▶ **WHAT IS BEING ASKED**: Reproduce every line of the records below verbatim, omitting the pictures.

▶ **INFORMATION SHOWN**:
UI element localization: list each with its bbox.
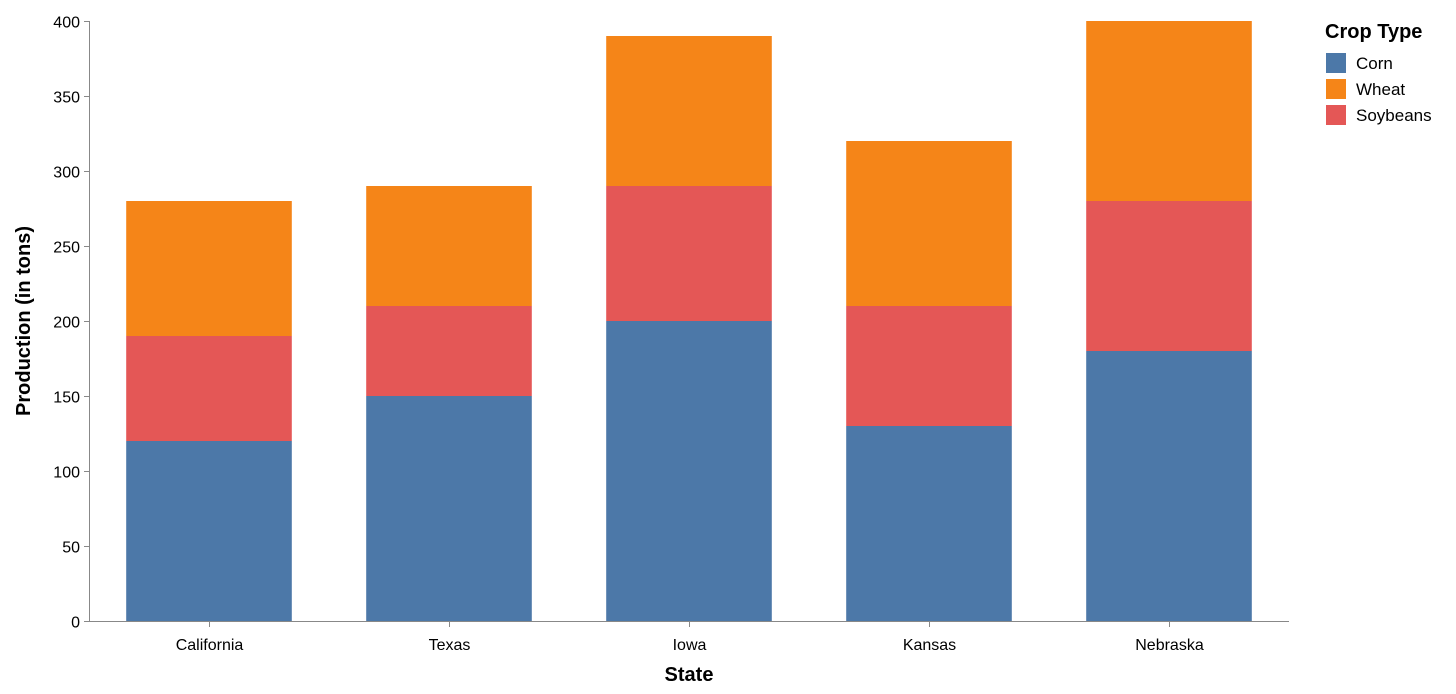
bar-iowa-soybeans (606, 186, 772, 321)
bar-california-soybeans (126, 336, 292, 441)
x-tick-label: Nebraska (1135, 637, 1204, 654)
y-tick-label: 200 (53, 315, 80, 332)
y-axis: 0 50 100 150 200 250 300 350 400 (53, 15, 90, 632)
bar-california-corn (126, 441, 292, 621)
x-axis: California Texas Iowa Kansas Nebraska (89, 621, 1289, 654)
bar-kansas-wheat (846, 141, 1012, 306)
bar-kansas-corn (846, 426, 1012, 621)
y-tick-label: 50 (62, 540, 80, 557)
legend-label-corn: Corn (1356, 54, 1393, 73)
legend-swatch-corn (1326, 53, 1346, 73)
y-axis-title: Production (in tons) (13, 226, 35, 416)
bar-texas-soybeans (366, 306, 532, 396)
y-tick-label: 300 (53, 165, 80, 182)
x-tick-label: Kansas (903, 637, 956, 654)
y-tick-label: 400 (53, 15, 80, 32)
bar-nebraska-wheat (1086, 21, 1252, 201)
bar-nebraska-corn (1086, 351, 1252, 621)
y-tick-label: 150 (53, 390, 80, 407)
legend-title: Crop Type (1325, 21, 1422, 43)
bar-texas-corn (366, 396, 532, 621)
x-tick-label: Texas (429, 637, 471, 654)
bar-california-wheat (126, 201, 292, 336)
bar-iowa-corn (606, 321, 772, 621)
y-tick-label: 350 (53, 90, 80, 107)
legend: Crop Type Corn Wheat Soybeans (1325, 21, 1432, 125)
legend-swatch-soybeans (1326, 105, 1346, 125)
x-tick-label: California (176, 637, 244, 654)
x-tick-label: Iowa (673, 637, 707, 654)
bar-nebraska-soybeans (1086, 201, 1252, 351)
bars-layer (126, 21, 1252, 621)
y-tick-label: 250 (53, 240, 80, 257)
y-tick-label: 100 (53, 465, 80, 482)
y-tick-label: 0 (71, 615, 80, 632)
legend-swatch-wheat (1326, 79, 1346, 99)
bar-texas-wheat (366, 186, 532, 306)
bar-iowa-wheat (606, 36, 772, 186)
legend-label-wheat: Wheat (1356, 80, 1405, 99)
x-axis-title: State (665, 664, 714, 686)
bar-kansas-soybeans (846, 306, 1012, 426)
legend-label-soybeans: Soybeans (1356, 106, 1432, 125)
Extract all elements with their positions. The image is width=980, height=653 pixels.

▶ **PROBLEM SOLUTION**:
UI element localization: list each with its bbox.
bar-iowa-soybeans (606, 186, 772, 321)
bar-california-soybeans (126, 336, 292, 441)
x-tick-label: Nebraska (1135, 637, 1204, 654)
y-tick-label: 200 (53, 315, 80, 332)
y-axis: 0 50 100 150 200 250 300 350 400 (53, 15, 90, 632)
bar-california-corn (126, 441, 292, 621)
x-axis: California Texas Iowa Kansas Nebraska (89, 621, 1289, 654)
bar-kansas-wheat (846, 141, 1012, 306)
bar-kansas-corn (846, 426, 1012, 621)
y-tick-label: 50 (62, 540, 80, 557)
legend-label-corn: Corn (1356, 54, 1393, 73)
legend-swatch-corn (1326, 53, 1346, 73)
y-axis-title: Production (in tons) (13, 226, 35, 416)
bar-texas-soybeans (366, 306, 532, 396)
y-tick-label: 300 (53, 165, 80, 182)
x-tick-label: Kansas (903, 637, 956, 654)
y-tick-label: 400 (53, 15, 80, 32)
bar-nebraska-wheat (1086, 21, 1252, 201)
bar-nebraska-corn (1086, 351, 1252, 621)
y-tick-label: 150 (53, 390, 80, 407)
legend-title: Crop Type (1325, 21, 1422, 43)
bar-texas-corn (366, 396, 532, 621)
x-tick-label: Texas (429, 637, 471, 654)
bar-california-wheat (126, 201, 292, 336)
bar-iowa-corn (606, 321, 772, 621)
y-tick-label: 350 (53, 90, 80, 107)
legend: Crop Type Corn Wheat Soybeans (1325, 21, 1432, 125)
legend-swatch-soybeans (1326, 105, 1346, 125)
x-tick-label: California (176, 637, 244, 654)
x-tick-label: Iowa (673, 637, 707, 654)
bar-nebraska-soybeans (1086, 201, 1252, 351)
bars-layer (126, 21, 1252, 621)
y-tick-label: 250 (53, 240, 80, 257)
y-tick-label: 100 (53, 465, 80, 482)
y-tick-label: 0 (71, 615, 80, 632)
legend-swatch-wheat (1326, 79, 1346, 99)
bar-texas-wheat (366, 186, 532, 306)
bar-iowa-wheat (606, 36, 772, 186)
legend-label-wheat: Wheat (1356, 80, 1405, 99)
x-axis-title: State (665, 664, 714, 686)
bar-kansas-soybeans (846, 306, 1012, 426)
legend-label-soybeans: Soybeans (1356, 106, 1432, 125)
Extract all elements with their positions. The image is width=980, height=653 pixels.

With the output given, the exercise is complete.